Aim of the exercise => Copy out all the lines in the records that include the word "Utilidades".

⁂

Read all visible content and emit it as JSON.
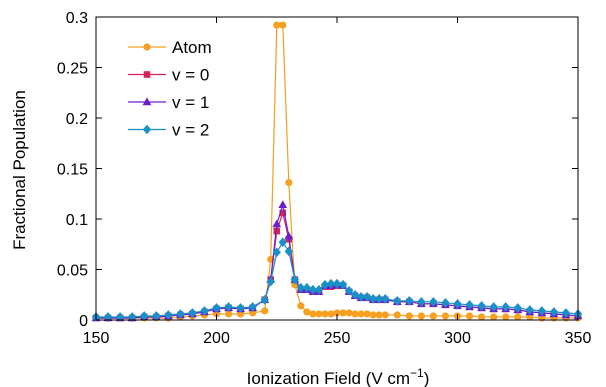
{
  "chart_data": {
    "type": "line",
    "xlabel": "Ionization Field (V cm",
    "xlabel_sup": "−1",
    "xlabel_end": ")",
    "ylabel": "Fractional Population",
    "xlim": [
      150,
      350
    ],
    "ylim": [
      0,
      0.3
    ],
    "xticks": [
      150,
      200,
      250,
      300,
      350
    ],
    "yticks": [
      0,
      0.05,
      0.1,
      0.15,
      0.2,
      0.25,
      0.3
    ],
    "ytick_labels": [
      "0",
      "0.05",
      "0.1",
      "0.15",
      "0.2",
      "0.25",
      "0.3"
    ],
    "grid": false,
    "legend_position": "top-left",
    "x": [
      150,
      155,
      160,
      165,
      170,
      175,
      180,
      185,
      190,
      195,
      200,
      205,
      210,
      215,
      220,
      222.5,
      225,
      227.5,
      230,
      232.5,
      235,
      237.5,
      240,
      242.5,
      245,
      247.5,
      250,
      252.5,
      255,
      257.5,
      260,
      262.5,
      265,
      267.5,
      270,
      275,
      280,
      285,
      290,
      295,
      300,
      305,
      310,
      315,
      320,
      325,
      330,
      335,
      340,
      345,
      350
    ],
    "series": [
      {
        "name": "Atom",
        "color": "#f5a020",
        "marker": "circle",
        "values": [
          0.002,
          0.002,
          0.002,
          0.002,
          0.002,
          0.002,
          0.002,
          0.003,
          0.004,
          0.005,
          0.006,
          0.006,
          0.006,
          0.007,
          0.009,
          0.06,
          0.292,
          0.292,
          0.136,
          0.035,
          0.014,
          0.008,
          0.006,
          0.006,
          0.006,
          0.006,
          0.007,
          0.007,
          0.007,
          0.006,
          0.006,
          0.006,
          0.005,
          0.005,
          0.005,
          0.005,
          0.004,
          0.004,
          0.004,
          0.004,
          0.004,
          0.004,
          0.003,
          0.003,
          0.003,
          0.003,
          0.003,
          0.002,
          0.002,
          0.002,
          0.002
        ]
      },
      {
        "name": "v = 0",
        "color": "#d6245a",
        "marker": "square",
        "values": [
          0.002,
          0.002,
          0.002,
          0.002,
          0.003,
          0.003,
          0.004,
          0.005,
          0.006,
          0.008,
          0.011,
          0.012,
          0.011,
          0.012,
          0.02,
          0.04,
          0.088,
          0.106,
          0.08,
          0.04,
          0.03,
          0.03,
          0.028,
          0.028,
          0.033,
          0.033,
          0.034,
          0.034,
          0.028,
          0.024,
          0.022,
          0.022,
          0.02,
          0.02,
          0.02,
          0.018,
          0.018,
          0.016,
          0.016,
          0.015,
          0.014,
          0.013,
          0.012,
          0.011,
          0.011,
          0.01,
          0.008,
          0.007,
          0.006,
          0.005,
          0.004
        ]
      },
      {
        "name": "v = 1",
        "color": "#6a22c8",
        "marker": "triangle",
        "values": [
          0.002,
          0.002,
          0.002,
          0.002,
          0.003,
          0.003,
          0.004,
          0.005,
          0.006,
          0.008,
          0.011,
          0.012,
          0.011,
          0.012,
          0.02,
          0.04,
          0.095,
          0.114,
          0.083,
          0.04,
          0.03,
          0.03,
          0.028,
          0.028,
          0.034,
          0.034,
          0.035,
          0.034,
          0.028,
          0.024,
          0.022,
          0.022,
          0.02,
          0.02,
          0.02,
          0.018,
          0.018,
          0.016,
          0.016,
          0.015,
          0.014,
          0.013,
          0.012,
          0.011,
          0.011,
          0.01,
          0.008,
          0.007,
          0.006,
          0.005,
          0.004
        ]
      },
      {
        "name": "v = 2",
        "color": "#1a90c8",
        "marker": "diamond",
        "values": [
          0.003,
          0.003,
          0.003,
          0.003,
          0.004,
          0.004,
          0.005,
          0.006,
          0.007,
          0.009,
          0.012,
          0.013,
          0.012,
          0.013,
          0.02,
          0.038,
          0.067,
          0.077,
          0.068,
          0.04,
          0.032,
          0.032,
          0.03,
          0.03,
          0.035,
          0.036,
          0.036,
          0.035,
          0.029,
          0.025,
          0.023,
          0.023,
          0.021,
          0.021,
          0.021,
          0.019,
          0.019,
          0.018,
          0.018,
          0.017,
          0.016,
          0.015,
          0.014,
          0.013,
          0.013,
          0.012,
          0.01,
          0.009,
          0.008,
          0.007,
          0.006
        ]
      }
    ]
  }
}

⁂

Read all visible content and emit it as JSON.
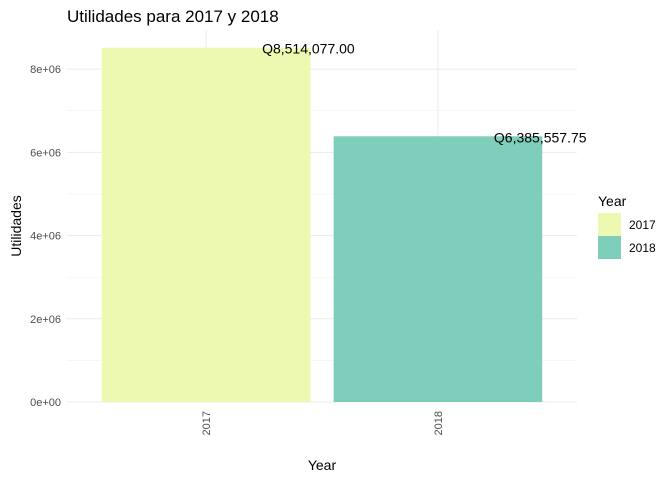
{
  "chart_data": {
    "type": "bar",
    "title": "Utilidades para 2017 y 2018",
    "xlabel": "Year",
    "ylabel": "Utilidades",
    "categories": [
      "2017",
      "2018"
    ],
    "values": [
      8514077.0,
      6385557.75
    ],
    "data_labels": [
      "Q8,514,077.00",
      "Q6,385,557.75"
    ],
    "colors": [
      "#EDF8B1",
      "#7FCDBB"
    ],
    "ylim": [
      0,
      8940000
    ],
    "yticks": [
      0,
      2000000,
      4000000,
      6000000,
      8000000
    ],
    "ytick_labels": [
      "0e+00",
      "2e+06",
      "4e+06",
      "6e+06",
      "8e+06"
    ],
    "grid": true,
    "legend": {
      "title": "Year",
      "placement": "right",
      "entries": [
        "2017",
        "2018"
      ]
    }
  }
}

⁂

Result below =>
    "title": "Utilidades para 2017 y 2018",
    "ylabel": "Utilidades",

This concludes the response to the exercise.